• Work request
Exact duplicates of all entries are needed.

──────── Extracted material

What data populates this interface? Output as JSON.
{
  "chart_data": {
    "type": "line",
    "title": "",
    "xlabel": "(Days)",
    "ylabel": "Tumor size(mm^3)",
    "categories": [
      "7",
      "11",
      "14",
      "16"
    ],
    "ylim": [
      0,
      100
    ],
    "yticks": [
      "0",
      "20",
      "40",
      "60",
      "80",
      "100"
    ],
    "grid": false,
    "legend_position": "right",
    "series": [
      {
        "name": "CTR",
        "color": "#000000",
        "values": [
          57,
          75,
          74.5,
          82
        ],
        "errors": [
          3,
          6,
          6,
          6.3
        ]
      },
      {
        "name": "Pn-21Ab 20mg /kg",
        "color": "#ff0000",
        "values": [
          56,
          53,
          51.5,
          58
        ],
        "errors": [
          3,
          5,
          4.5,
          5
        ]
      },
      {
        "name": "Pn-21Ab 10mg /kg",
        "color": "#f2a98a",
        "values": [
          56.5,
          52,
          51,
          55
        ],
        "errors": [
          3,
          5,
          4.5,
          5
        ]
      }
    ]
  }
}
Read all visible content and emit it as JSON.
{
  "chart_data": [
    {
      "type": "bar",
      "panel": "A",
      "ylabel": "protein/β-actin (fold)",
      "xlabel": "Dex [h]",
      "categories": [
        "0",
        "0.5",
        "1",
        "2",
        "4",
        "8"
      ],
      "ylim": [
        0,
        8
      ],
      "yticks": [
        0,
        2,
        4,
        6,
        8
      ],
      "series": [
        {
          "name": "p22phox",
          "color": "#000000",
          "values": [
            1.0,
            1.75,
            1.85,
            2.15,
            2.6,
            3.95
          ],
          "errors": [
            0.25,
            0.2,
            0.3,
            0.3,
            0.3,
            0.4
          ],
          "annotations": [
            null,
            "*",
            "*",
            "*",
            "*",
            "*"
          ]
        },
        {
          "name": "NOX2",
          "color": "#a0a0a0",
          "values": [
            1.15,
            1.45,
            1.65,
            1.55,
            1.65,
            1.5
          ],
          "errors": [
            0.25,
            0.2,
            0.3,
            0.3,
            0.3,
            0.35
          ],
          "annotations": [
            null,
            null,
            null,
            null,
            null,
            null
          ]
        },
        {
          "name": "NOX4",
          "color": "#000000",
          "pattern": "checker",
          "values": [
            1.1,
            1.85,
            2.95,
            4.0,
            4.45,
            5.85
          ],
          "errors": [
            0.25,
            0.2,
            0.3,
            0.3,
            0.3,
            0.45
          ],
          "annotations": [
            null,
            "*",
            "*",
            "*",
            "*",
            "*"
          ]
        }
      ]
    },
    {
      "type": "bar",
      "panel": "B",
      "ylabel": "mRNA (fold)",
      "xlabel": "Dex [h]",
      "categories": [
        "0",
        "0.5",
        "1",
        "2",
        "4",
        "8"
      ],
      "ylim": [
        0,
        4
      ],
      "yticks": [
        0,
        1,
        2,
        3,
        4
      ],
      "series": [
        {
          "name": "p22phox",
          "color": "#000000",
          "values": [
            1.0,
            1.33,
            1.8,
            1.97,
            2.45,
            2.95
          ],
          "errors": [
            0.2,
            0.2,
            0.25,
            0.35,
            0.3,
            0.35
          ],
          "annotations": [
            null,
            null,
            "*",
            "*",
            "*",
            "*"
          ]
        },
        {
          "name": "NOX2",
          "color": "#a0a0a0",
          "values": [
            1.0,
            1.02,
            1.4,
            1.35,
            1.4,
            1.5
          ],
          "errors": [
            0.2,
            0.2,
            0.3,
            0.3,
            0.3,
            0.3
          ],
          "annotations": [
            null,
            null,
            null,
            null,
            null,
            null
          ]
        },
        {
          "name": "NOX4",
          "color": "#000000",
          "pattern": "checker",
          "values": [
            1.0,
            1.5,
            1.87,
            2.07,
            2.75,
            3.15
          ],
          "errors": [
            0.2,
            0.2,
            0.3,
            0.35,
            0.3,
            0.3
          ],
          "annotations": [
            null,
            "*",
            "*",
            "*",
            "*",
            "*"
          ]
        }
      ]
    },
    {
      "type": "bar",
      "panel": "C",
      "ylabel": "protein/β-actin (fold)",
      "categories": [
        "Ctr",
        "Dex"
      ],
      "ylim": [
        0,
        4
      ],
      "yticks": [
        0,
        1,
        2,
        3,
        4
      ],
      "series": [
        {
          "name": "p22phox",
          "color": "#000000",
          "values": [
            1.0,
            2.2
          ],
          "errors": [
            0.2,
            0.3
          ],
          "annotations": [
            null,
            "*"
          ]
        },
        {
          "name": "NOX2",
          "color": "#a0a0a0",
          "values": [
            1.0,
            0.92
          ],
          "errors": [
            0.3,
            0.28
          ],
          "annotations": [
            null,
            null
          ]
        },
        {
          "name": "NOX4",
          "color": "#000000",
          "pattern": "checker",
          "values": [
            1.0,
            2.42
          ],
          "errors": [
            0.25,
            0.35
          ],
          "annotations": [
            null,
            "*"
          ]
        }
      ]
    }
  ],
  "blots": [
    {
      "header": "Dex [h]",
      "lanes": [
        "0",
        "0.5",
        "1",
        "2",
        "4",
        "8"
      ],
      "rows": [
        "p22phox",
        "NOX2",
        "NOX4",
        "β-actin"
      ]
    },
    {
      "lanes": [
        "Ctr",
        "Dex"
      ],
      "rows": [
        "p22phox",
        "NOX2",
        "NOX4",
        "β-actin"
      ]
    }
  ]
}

────────────────

• Task response
What data populates this interface? Output as JSON.
{
  "chart_data": {
    "type": "line",
    "title": "",
    "xlabel": "(Days)",
    "ylabel": "Tumor size(mm^3)",
    "categories": [
      "7",
      "11",
      "14",
      "16"
    ],
    "ylim": [
      0,
      100
    ],
    "yticks": [
      "0",
      "20",
      "40",
      "60",
      "80",
      "100"
    ],
    "grid": false,
    "legend_position": "right",
    "series": [
      {
        "name": "CTR",
        "color": "#000000",
        "values": [
          57,
          75,
          74.5,
          82
        ],
        "errors": [
          3,
          6,
          6,
          6.3
        ]
      },
      {
        "name": "Pn-21Ab 20mg /kg",
        "color": "#ff0000",
        "values": [
          56,
          53,
          51.5,
          58
        ],
        "errors": [
          3,
          5,
          4.5,
          5
        ]
      },
      {
        "name": "Pn-21Ab 10mg /kg",
        "color": "#f2a98a",
        "values": [
          56.5,
          52,
          51,
          55
        ],
        "errors": [
          3,
          5,
          4.5,
          5
        ]
      }
    ]
  }
}
Read all visible content and emit it as JSON.
{
  "chart_data": [
    {
      "type": "bar",
      "panel": "A",
      "ylabel": "protein/β-actin (fold)",
      "xlabel": "Dex [h]",
      "categories": [
        "0",
        "0.5",
        "1",
        "2",
        "4",
        "8"
      ],
      "ylim": [
        0,
        8
      ],
      "yticks": [
        0,
        2,
        4,
        6,
        8
      ],
      "series": [
        {
          "name": "p22phox",
          "color": "#000000",
          "values": [
            1.0,
            1.75,
            1.85,
            2.15,
            2.6,
            3.95
          ],
          "errors": [
            0.25,
            0.2,
            0.3,
            0.3,
            0.3,
            0.4
          ],
          "annotations": [
            null,
            "*",
            "*",
            "*",
            "*",
            "*"
          ]
        },
        {
          "name": "NOX2",
          "color": "#a0a0a0",
          "values": [
            1.15,
            1.45,
            1.65,
            1.55,
            1.65,
            1.5
          ],
          "errors": [
            0.25,
            0.2,
            0.3,
            0.3,
            0.3,
            0.35
          ],
          "annotations": [
            null,
            null,
            null,
            null,
            null,
            null
          ]
        },
        {
          "name": "NOX4",
          "color": "#000000",
          "pattern": "checker",
          "values": [
            1.1,
            1.85,
            2.95,
            4.0,
            4.45,
            5.85
          ],
          "errors": [
            0.25,
            0.2,
            0.3,
            0.3,
            0.3,
            0.45
          ],
          "annotations": [
            null,
            "*",
            "*",
            "*",
            "*",
            "*"
          ]
        }
      ]
    },
    {
      "type": "bar",
      "panel": "B",
      "ylabel": "mRNA (fold)",
      "xlabel": "Dex [h]",
      "categories": [
        "0",
        "0.5",
        "1",
        "2",
        "4",
        "8"
      ],
      "ylim": [
        0,
        4
      ],
      "yticks": [
        0,
        1,
        2,
        3,
        4
      ],
      "series": [
        {
          "name": "p22phox",
          "color": "#000000",
          "values": [
            1.0,
            1.33,
            1.8,
            1.97,
            2.45,
            2.95
          ],
          "errors": [
            0.2,
            0.2,
            0.25,
            0.35,
            0.3,
            0.35
          ],
          "annotations": [
            null,
            null,
            "*",
            "*",
            "*",
            "*"
          ]
        },
        {
          "name": "NOX2",
          "color": "#a0a0a0",
          "values": [
            1.0,
            1.02,
            1.4,
            1.35,
            1.4,
            1.5
          ],
          "errors": [
            0.2,
            0.2,
            0.3,
            0.3,
            0.3,
            0.3
          ],
          "annotations": [
            null,
            null,
            null,
            null,
            null,
            null
          ]
        },
        {
          "name": "NOX4",
          "color": "#000000",
          "pattern": "checker",
          "values": [
            1.0,
            1.5,
            1.87,
            2.07,
            2.75,
            3.15
          ],
          "errors": [
            0.2,
            0.2,
            0.3,
            0.35,
            0.3,
            0.3
          ],
          "annotations": [
            null,
            "*",
            "*",
            "*",
            "*",
            "*"
          ]
        }
      ]
    },
    {
      "type": "bar",
      "panel": "C",
      "ylabel": "protein/β-actin (fold)",
      "categories": [
        "Ctr",
        "Dex"
      ],
      "ylim": [
        0,
        4
      ],
      "yticks": [
        0,
        1,
        2,
        3,
        4
      ],
      "series": [
        {
          "name": "p22phox",
          "color": "#000000",
          "values": [
            1.0,
            2.2
          ],
          "errors": [
            0.2,
            0.3
          ],
          "annotations": [
            null,
            "*"
          ]
        },
        {
          "name": "NOX2",
          "color": "#a0a0a0",
          "values": [
            1.0,
            0.92
          ],
          "errors": [
            0.3,
            0.28
          ],
          "annotations": [
            null,
            null
          ]
        },
        {
          "name": "NOX4",
          "color": "#000000",
          "pattern": "checker",
          "values": [
            1.0,
            2.42
          ],
          "errors": [
            0.25,
            0.35
          ],
          "annotations": [
            null,
            "*"
          ]
        }
      ]
    }
  ],
  "blots": [
    {
      "header": "Dex [h]",
      "lanes": [
        "0",
        "0.5",
        "1",
        "2",
        "4",
        "8"
      ],
      "rows": [
        "p22phox",
        "NOX2",
        "NOX4",
        "β-actin"
      ]
    },
    {
      "lanes": [
        "Ctr",
        "Dex"
      ],
      "rows": [
        "p22phox",
        "NOX2",
        "NOX4",
        "β-actin"
      ]
    }
  ]
}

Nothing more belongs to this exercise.